----- LISTING

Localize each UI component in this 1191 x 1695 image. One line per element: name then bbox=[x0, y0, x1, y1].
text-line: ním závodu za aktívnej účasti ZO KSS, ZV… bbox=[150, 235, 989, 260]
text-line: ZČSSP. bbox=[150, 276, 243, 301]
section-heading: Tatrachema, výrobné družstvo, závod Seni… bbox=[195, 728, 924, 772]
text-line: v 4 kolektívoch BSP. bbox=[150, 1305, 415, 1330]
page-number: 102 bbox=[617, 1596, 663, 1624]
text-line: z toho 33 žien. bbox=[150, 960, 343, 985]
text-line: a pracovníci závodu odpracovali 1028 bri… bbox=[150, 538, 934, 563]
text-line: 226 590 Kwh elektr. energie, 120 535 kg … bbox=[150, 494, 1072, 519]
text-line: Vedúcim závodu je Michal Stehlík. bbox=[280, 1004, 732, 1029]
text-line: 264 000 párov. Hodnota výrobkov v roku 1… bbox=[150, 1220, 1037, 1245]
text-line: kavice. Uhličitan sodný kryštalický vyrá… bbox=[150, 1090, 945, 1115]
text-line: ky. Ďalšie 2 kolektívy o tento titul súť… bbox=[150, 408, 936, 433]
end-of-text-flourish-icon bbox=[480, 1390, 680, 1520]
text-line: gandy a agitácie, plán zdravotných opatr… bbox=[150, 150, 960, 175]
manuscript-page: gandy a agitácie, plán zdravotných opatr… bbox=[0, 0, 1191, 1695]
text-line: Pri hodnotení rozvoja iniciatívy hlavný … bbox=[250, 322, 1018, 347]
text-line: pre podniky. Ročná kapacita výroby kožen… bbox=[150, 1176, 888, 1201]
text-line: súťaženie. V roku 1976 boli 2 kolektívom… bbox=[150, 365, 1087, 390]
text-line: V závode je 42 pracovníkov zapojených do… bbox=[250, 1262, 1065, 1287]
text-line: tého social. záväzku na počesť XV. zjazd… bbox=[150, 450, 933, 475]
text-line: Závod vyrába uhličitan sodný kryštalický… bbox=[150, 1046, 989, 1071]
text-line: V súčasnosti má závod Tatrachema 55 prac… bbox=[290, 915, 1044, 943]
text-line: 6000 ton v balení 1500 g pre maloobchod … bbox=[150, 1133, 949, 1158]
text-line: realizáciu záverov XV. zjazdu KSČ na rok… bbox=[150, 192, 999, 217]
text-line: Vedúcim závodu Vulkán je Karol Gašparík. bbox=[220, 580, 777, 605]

----------

### PROBLEM TO WORK ON
Repeat every line of the records above, character for character, keeping their order.

### TASK RESULT
Localize each UI component in this 1191 x 1695 image. One line per element: name then bbox=[x0, y0, x1, y1].
text-line: ním závodu za aktívnej účasti ZO KSS, ZV… bbox=[150, 235, 989, 260]
text-line: ZČSSP. bbox=[150, 276, 243, 301]
section-heading: Tatrachema, výrobné družstvo, závod Seni… bbox=[195, 728, 924, 772]
text-line: v 4 kolektívoch BSP. bbox=[150, 1305, 415, 1330]
page-number: 102 bbox=[617, 1596, 663, 1624]
text-line: z toho 33 žien. bbox=[150, 960, 343, 985]
text-line: a pracovníci závodu odpracovali 1028 bri… bbox=[150, 538, 934, 563]
text-line: 226 590 Kwh elektr. energie, 120 535 kg … bbox=[150, 494, 1072, 519]
text-line: Vedúcim závodu je Michal Stehlík. bbox=[280, 1004, 732, 1029]
text-line: 264 000 párov. Hodnota výrobkov v roku 1… bbox=[150, 1220, 1037, 1245]
text-line: kavice. Uhličitan sodný kryštalický vyrá… bbox=[150, 1090, 945, 1115]
text-line: ky. Ďalšie 2 kolektívy o tento titul súť… bbox=[150, 408, 936, 433]
end-of-text-flourish-icon bbox=[480, 1390, 680, 1520]
text-line: gandy a agitácie, plán zdravotných opatr… bbox=[150, 150, 960, 175]
manuscript-page: gandy a agitácie, plán zdravotných opatr… bbox=[0, 0, 1191, 1695]
text-line: Pri hodnotení rozvoja iniciatívy hlavný … bbox=[250, 322, 1018, 347]
text-line: pre podniky. Ročná kapacita výroby kožen… bbox=[150, 1176, 888, 1201]
text-line: súťaženie. V roku 1976 boli 2 kolektívom… bbox=[150, 365, 1087, 390]
text-line: V závode je 42 pracovníkov zapojených do… bbox=[250, 1262, 1065, 1287]
text-line: tého social. záväzku na počesť XV. zjazd… bbox=[150, 450, 933, 475]
text-line: Závod vyrába uhličitan sodný kryštalický… bbox=[150, 1046, 989, 1071]
text-line: V súčasnosti má závod Tatrachema 55 prac… bbox=[290, 915, 1044, 943]
text-line: 6000 ton v balení 1500 g pre maloobchod … bbox=[150, 1133, 949, 1158]
text-line: realizáciu záverov XV. zjazdu KSČ na rok… bbox=[150, 192, 999, 217]
text-line: Vedúcim závodu Vulkán je Karol Gašparík. bbox=[220, 580, 777, 605]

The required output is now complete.